From the entries below, report how many lines contain the string "bubble". Give only that number.

__DATASET__:

□ □ □ □ □

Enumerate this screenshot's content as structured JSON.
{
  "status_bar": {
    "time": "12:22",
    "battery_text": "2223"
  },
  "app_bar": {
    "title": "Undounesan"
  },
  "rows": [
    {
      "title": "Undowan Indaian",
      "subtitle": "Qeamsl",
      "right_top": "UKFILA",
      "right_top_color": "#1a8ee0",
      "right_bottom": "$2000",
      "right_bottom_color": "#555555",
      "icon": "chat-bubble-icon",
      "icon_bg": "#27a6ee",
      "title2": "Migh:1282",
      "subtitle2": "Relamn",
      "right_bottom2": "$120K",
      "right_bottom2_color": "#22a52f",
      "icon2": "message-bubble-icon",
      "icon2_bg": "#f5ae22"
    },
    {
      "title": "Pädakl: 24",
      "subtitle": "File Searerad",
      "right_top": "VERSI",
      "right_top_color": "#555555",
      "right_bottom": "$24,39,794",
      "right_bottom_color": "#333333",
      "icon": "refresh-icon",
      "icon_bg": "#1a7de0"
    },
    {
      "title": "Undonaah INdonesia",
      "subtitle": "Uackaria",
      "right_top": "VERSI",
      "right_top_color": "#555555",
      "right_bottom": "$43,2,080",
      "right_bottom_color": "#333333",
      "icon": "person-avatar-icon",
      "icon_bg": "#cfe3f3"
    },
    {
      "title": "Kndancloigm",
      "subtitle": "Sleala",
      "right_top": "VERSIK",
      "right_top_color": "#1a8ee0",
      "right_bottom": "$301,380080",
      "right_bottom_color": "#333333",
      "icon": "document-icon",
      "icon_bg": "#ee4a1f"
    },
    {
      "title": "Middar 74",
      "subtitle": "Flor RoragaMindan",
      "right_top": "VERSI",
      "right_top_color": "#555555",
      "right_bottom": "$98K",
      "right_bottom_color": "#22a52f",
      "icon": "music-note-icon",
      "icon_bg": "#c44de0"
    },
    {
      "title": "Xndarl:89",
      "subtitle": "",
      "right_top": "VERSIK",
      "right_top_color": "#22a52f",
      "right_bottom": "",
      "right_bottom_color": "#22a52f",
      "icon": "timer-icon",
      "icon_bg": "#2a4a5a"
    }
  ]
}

□ □ □ □ □

__TASK RESULT__: 2